Directions for this task ->
Every line of the data must be copied exactly.

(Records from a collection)
'''

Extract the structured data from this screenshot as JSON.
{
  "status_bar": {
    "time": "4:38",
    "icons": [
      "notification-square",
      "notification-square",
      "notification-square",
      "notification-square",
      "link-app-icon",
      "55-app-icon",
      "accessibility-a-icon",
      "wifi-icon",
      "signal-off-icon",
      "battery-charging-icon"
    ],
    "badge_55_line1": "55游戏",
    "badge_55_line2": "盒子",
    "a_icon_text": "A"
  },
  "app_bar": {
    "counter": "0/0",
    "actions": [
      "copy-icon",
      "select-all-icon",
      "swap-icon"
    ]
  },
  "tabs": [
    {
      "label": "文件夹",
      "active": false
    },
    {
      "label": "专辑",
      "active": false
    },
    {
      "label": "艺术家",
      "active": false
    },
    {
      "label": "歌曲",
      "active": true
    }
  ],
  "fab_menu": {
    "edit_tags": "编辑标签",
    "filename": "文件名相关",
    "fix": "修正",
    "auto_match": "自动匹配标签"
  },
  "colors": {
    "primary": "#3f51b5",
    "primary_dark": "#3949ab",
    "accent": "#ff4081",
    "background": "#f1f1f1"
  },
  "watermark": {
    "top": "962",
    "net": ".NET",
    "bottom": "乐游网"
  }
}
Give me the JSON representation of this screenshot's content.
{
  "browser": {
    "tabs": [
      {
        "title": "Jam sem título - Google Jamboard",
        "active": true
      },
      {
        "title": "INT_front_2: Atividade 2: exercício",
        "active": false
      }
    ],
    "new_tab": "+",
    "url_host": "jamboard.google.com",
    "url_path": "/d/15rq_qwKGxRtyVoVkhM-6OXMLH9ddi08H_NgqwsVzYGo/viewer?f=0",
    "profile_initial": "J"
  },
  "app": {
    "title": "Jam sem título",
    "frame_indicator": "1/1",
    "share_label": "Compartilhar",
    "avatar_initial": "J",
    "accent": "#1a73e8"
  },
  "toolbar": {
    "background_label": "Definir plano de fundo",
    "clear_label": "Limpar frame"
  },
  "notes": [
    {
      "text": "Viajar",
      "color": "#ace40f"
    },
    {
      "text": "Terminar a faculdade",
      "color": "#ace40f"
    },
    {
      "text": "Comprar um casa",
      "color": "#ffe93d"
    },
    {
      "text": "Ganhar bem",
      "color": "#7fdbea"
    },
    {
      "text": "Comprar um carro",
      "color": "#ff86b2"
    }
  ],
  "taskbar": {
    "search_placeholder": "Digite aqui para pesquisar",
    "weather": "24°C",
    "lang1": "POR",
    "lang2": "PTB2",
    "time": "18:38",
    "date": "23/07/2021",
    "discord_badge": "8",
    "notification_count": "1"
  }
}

'''

Solved exercise ->
Extract the structured data from this screenshot as JSON.
{
  "status_bar": {
    "time": "4:38",
    "icons": [
      "notification-square",
      "notification-square",
      "notification-square",
      "notification-square",
      "link-app-icon",
      "55-app-icon",
      "accessibility-a-icon",
      "wifi-icon",
      "signal-off-icon",
      "battery-charging-icon"
    ],
    "badge_55_line1": "55游戏",
    "badge_55_line2": "盒子",
    "a_icon_text": "A"
  },
  "app_bar": {
    "counter": "0/0",
    "actions": [
      "copy-icon",
      "select-all-icon",
      "swap-icon"
    ]
  },
  "tabs": [
    {
      "label": "文件夹",
      "active": false
    },
    {
      "label": "专辑",
      "active": false
    },
    {
      "label": "艺术家",
      "active": false
    },
    {
      "label": "歌曲",
      "active": true
    }
  ],
  "fab_menu": {
    "edit_tags": "编辑标签",
    "filename": "文件名相关",
    "fix": "修正",
    "auto_match": "自动匹配标签"
  },
  "colors": {
    "primary": "#3f51b5",
    "primary_dark": "#3949ab",
    "accent": "#ff4081",
    "background": "#f1f1f1"
  },
  "watermark": {
    "top": "962",
    "net": ".NET",
    "bottom": "乐游网"
  }
}
Give me the JSON representation of this screenshot's content.
{
  "browser": {
    "tabs": [
      {
        "title": "Jam sem título - Google Jamboard",
        "active": true
      },
      {
        "title": "INT_front_2: Atividade 2: exercício",
        "active": false
      }
    ],
    "new_tab": "+",
    "url_host": "jamboard.google.com",
    "url_path": "/d/15rq_qwKGxRtyVoVkhM-6OXMLH9ddi08H_NgqwsVzYGo/viewer?f=0",
    "profile_initial": "J"
  },
  "app": {
    "title": "Jam sem título",
    "frame_indicator": "1/1",
    "share_label": "Compartilhar",
    "avatar_initial": "J",
    "accent": "#1a73e8"
  },
  "toolbar": {
    "background_label": "Definir plano de fundo",
    "clear_label": "Limpar frame"
  },
  "notes": [
    {
      "text": "Viajar",
      "color": "#ace40f"
    },
    {
      "text": "Terminar a faculdade",
      "color": "#ace40f"
    },
    {
      "text": "Comprar um casa",
      "color": "#ffe93d"
    },
    {
      "text": "Ganhar bem",
      "color": "#7fdbea"
    },
    {
      "text": "Comprar um carro",
      "color": "#ff86b2"
    }
  ],
  "taskbar": {
    "search_placeholder": "Digite aqui para pesquisar",
    "weather": "24°C",
    "lang1": "POR",
    "lang2": "PTB2",
    "time": "18:38",
    "date": "23/07/2021",
    "discord_badge": "8",
    "notification_count": "1"
  }
}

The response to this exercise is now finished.